[The exercise]
Convert the rows below into a Markdown table with two columns, No. and Line, numbering each line and skipping blank lines. Leave the pictures out.

[Provided entries]
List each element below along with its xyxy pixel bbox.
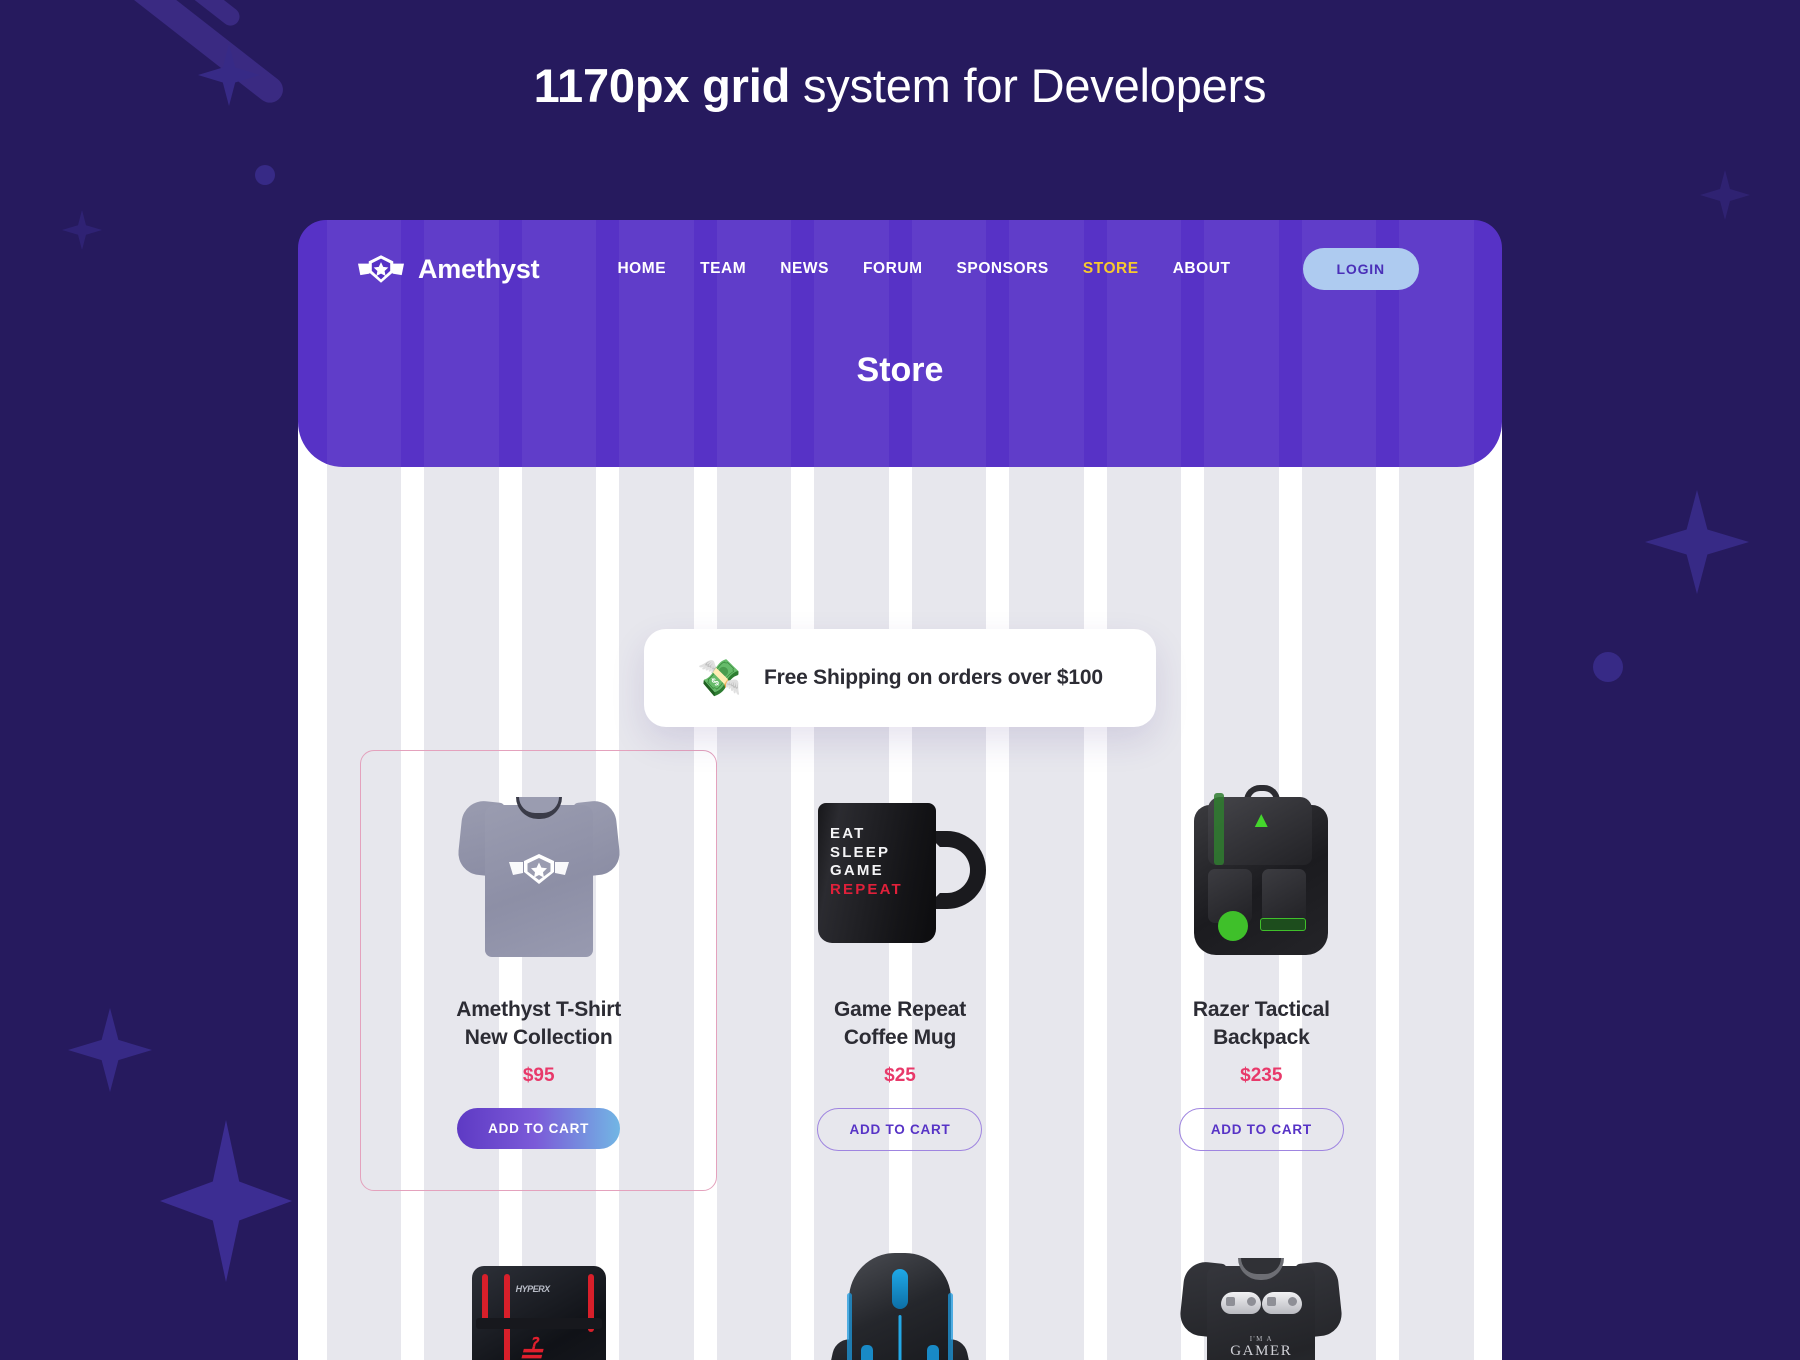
product-image: EAT SLEEP GAME REPEAT (800, 778, 1000, 968)
add-to-cart-button[interactable]: ADD TO CART (817, 1108, 983, 1152)
nav-item-team[interactable]: TEAM (700, 260, 746, 278)
add-to-cart-button[interactable]: ADD TO CART (457, 1108, 621, 1150)
razer-logo-icon: ▲ (1250, 807, 1273, 832)
nav-item-forum[interactable]: FORUM (863, 260, 923, 278)
free-shipping-banner: 💸 Free Shipping on orders over $100 (644, 629, 1156, 727)
winged-shield-star-icon (358, 255, 404, 283)
nav-item-store[interactable]: STORE (1083, 260, 1139, 278)
gamepad-icon (1261, 1292, 1302, 1315)
mug-text: EAT SLEEP GAME REPEAT (830, 825, 903, 899)
product-image: I'M A GAMER (1161, 1239, 1361, 1360)
site-mockup: Amethyst T-Shirt New Collection $95 ADD … (298, 220, 1502, 1360)
product-image: ▲ (1161, 778, 1361, 968)
shirt-line-1: I'M A (1249, 1335, 1273, 1344)
nav-links: HOME TEAM NEWS FORUM SPONSORS STORE ABOU… (617, 248, 1419, 290)
site-header: Amethyst HOME TEAM NEWS FORUM SPONSORS S… (298, 220, 1502, 467)
product-price: $235 (1240, 1065, 1283, 1087)
brand-logo[interactable]: Amethyst (358, 253, 540, 285)
product-image (439, 778, 639, 968)
mug-line: SLEEP (829, 843, 891, 861)
nav-item-news[interactable]: NEWS (780, 260, 829, 278)
product-card[interactable]: ▲ Razer Tactical Backpack $235 ADD TO CA… (1081, 750, 1442, 1185)
product-name: Amethyst T-Shirt New Collection (456, 998, 622, 1049)
add-to-cart-button[interactable]: ADD TO CART (1178, 1108, 1344, 1152)
login-button[interactable]: LOGIN (1302, 248, 1419, 290)
navigation-bar: Amethyst HOME TEAM NEWS FORUM SPONSORS S… (298, 220, 1502, 318)
page-title-rest: system for Developers (790, 59, 1267, 112)
razer-backpack-icon: ▲ (1182, 783, 1340, 963)
coffee-mug-icon: EAT SLEEP GAME REPEAT (814, 803, 986, 943)
content-panel: Amethyst T-Shirt New Collection $95 ADD … (298, 420, 1502, 1360)
amethyst-shield-logo-icon (508, 854, 569, 884)
hyperx-logo-icon: ≟ (517, 1337, 543, 1360)
dot-icon (1593, 652, 1623, 682)
product-card[interactable]: I'M A GAMER I’m a Gamer T-Shirt (1081, 1185, 1442, 1360)
product-image: HYPERX ≟ (439, 1239, 639, 1360)
brand-name: Amethyst (418, 253, 540, 284)
dot-icon (255, 165, 275, 185)
nav-item-sponsors[interactable]: SPONSORS (957, 260, 1049, 278)
product-card[interactable]: HYPERX ≟ HyperX Scout Gamer Bag (358, 1185, 719, 1360)
nav-item-home[interactable]: HOME (617, 260, 666, 278)
money-with-wings-icon: 💸 (697, 657, 742, 698)
gaming-mouse-icon: Puscard (822, 1247, 978, 1360)
product-name: Game Repeat Coffee Mug (833, 998, 966, 1049)
gamer-print: I'M A GAMER (1182, 1292, 1340, 1360)
page-title: 1170px grid system for Developers (0, 58, 1800, 113)
sparkle-star-icon (1645, 490, 1749, 594)
mug-line: GAME (829, 862, 884, 880)
product-card[interactable]: Amethyst T-Shirt New Collection $95 ADD … (358, 750, 719, 1192)
free-shipping-text: Free Shipping on orders over $100 (763, 666, 1103, 689)
store-page-title: Store (856, 351, 944, 389)
product-grid: Amethyst T-Shirt New Collection $95 ADD … (298, 750, 1502, 1360)
product-price: $25 (884, 1065, 916, 1087)
sparkle-star-icon (62, 210, 102, 250)
nav-item-about[interactable]: ABOUT (1173, 260, 1231, 278)
sparkle-star-icon (1700, 170, 1750, 220)
page-root: 1170px grid system for Developers Amethy… (0, 0, 1800, 1360)
gamer-tshirt-icon: I'M A GAMER (1178, 1248, 1345, 1360)
gamepad-icon (1221, 1292, 1262, 1315)
sparkle-star-icon (68, 1008, 152, 1092)
shirt-line-2: GAMER (1230, 1343, 1293, 1360)
mug-line-red: REPEAT (829, 880, 903, 898)
product-image: Puscard (800, 1239, 1000, 1360)
product-price: $95 (522, 1065, 555, 1087)
product-card[interactable]: Puscard Puscard 2500 DPI Gaming Mouse (719, 1185, 1080, 1360)
sparkle-star-icon (160, 1120, 292, 1282)
hyperx-backpack-icon: HYPERX ≟ (460, 1244, 618, 1360)
product-name: Razer Tactical Backpack (1192, 998, 1330, 1049)
grey-tshirt-icon (455, 787, 622, 959)
page-title-bold: 1170px grid (533, 59, 791, 112)
comet-streak-small-icon (0, 0, 244, 30)
mug-line: EAT (829, 825, 866, 842)
product-card[interactable]: EAT SLEEP GAME REPEAT Game Repeat Coffee… (719, 750, 1080, 1185)
hyperx-wordmark: HYPERX (515, 1284, 551, 1295)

[Response]
| No. | Line |
|---|---|
| 1 | List each element below along with its xyxy pixel bbox. |
| 2 | product-image: EAT SLEEP GAME REPEAT (800, 778, 1000, 968) |
| 3 | add-to-cart-button[interactable]: ADD TO CART (817, 1108, 983, 1152) |
| 4 | nav-item-team[interactable]: TEAM (700, 260, 746, 278) |
| 5 | add-to-cart-button[interactable]: ADD TO CART (457, 1108, 621, 1150) |
| 6 | razer-logo-icon: ▲ (1250, 807, 1273, 832) |
| 7 | nav-item-forum[interactable]: FORUM (863, 260, 923, 278) |
| 8 | free-shipping-banner: 💸 Free Shipping on orders over $100 (644, 629, 1156, 727) |
| 9 | winged-shield-star-icon (358, 255, 404, 283) |
| 10 | nav-item-store[interactable]: STORE (1083, 260, 1139, 278) |
| 11 | gamepad-icon (1261, 1292, 1302, 1315) |
| 12 | mug-text: EAT SLEEP GAME REPEAT (830, 825, 903, 899) |
| 13 | product-image: I'M A GAMER (1161, 1239, 1361, 1360) |
| 14 | site-mockup: Amethyst T-Shirt New Collection $95 ADD … (298, 220, 1502, 1360) |
| 15 | product-image: ▲ (1161, 778, 1361, 968) |
| 16 | shirt-line-1: I'M A (1249, 1335, 1273, 1344) |
| 17 | nav-links: HOME TEAM NEWS FORUM SPONSORS STORE ABOU… (617, 248, 1419, 290) |
| 18 | site-header: Amethyst HOME TEAM NEWS FORUM SPONSORS S… (298, 220, 1502, 467) |
| 19 | product-price: $235 (1240, 1065, 1283, 1087) |
| 20 | brand-logo[interactable]: Amethyst (358, 253, 540, 285) |
| 21 | product-image (439, 778, 639, 968) |
| 22 | mug-line: SLEEP (829, 843, 891, 861) |
| 23 | nav-item-news[interactable]: NEWS (780, 260, 829, 278) |
| 24 | product-card[interactable]: ▲ Razer Tactical Backpack $235 ADD TO CA… (1081, 750, 1442, 1185) |
| 25 | product-name: Amethyst T-Shirt New Collection (456, 998, 622, 1049) |
| 26 | add-to-cart-button[interactable]: ADD TO CART (1178, 1108, 1344, 1152) |
| 27 | login-button[interactable]: LOGIN (1302, 248, 1419, 290) |
| 28 | navigation-bar: Amethyst HOME TEAM NEWS FORUM SPONSORS S… (298, 220, 1502, 318) |
| 29 | page-title-rest: system for Developers (790, 59, 1267, 112) |
| 30 | razer-backpack-icon: ▲ (1182, 783, 1340, 963) |
| 31 | coffee-mug-icon: EAT SLEEP GAME REPEAT (814, 803, 986, 943) |
| 32 | content-panel: Amethyst T-Shirt New Collection $95 ADD … (298, 420, 1502, 1360) |
| 33 | amethyst-shield-logo-icon (508, 854, 569, 884) |
| 34 | hyperx-logo-icon: ≟ (517, 1337, 543, 1360) |
| 35 | dot-icon (1593, 652, 1623, 682) |
| 36 | product-card[interactable]: I'M A GAMER I’m a Gamer T-Shirt (1081, 1185, 1442, 1360) |
| 37 | product-image: HYPERX ≟ (439, 1239, 639, 1360) |
| 38 | brand-name: Amethyst (418, 253, 540, 284) |
| 39 | dot-icon (255, 165, 275, 185) |
| 40 | nav-item-sponsors[interactable]: SPONSORS (957, 260, 1049, 278) |
| 41 | product-card[interactable]: HYPERX ≟ HyperX Scout Gamer Bag (358, 1185, 719, 1360) |
| 42 | nav-item-home[interactable]: HOME (617, 260, 666, 278) |
| 43 | money-with-wings-icon: 💸 (697, 657, 742, 698) |
| 44 | gaming-mouse-icon: Puscard (822, 1247, 978, 1360) |
| 45 | product-name: Game Repeat Coffee Mug (833, 998, 966, 1049) |
| 46 | gamer-print: I'M A GAMER (1182, 1292, 1340, 1360) |
| 47 | page-title: 1170px grid system for Developers (0, 58, 1800, 113) |
| 48 | sparkle-star-icon (1645, 490, 1749, 594) |
| 49 | mug-line: GAME (829, 862, 884, 880) |
| 50 | product-card[interactable]: Amethyst T-Shirt New Collection $95 ADD … (358, 750, 719, 1192) |
| 51 | free-shipping-text: Free Shipping on orders over $100 (763, 666, 1103, 689) |
| 52 | store-page-title: Store (856, 351, 944, 389) |
| 53 | product-grid: Amethyst T-Shirt New Collection $95 ADD … (298, 750, 1502, 1360) |
| 54 | product-price: $25 (884, 1065, 916, 1087) |
| 55 | sparkle-star-icon (62, 210, 102, 250) |
| 56 | nav-item-about[interactable]: ABOUT (1173, 260, 1231, 278) |
| 57 | sparkle-star-icon (1700, 170, 1750, 220) |
| 58 | page-root: 1170px grid system for Developers Amethy… (0, 0, 1800, 1360) |
| 59 | gamer-tshirt-icon: I'M A GAMER (1178, 1248, 1345, 1360) |
| 60 | gamepad-icon (1221, 1292, 1262, 1315) |
| 61 | sparkle-star-icon (68, 1008, 152, 1092) |
| 62 | shirt-line-2: GAMER (1230, 1343, 1293, 1360) |
| 63 | mug-line-red: REPEAT (829, 880, 903, 898) |
| 64 | product-image: Puscard (800, 1239, 1000, 1360) |
| 65 | product-price: $95 (522, 1065, 555, 1087) |
| 66 | product-card[interactable]: Puscard Puscard 2500 DPI Gaming Mouse (719, 1185, 1080, 1360) |
| 67 | sparkle-star-icon (160, 1120, 292, 1282) |
| 68 | hyperx-backpack-icon: HYPERX ≟ (460, 1244, 618, 1360) |
| 69 | product-name: Razer Tactical Backpack (1192, 998, 1330, 1049) |
| 70 | grey-tshirt-icon (455, 787, 622, 959) |
| 71 | page-title-bold: 1170px grid (533, 59, 791, 112) |
| 72 | comet-streak-small-icon (0, 0, 244, 30) |
| 73 | mug-line: EAT (829, 825, 866, 842) |
| 74 | product-card[interactable]: EAT SLEEP GAME REPEAT Game Repeat Coffee… (719, 750, 1080, 1185) |
| 75 | hyperx-wordmark: HYPERX (515, 1284, 551, 1295) |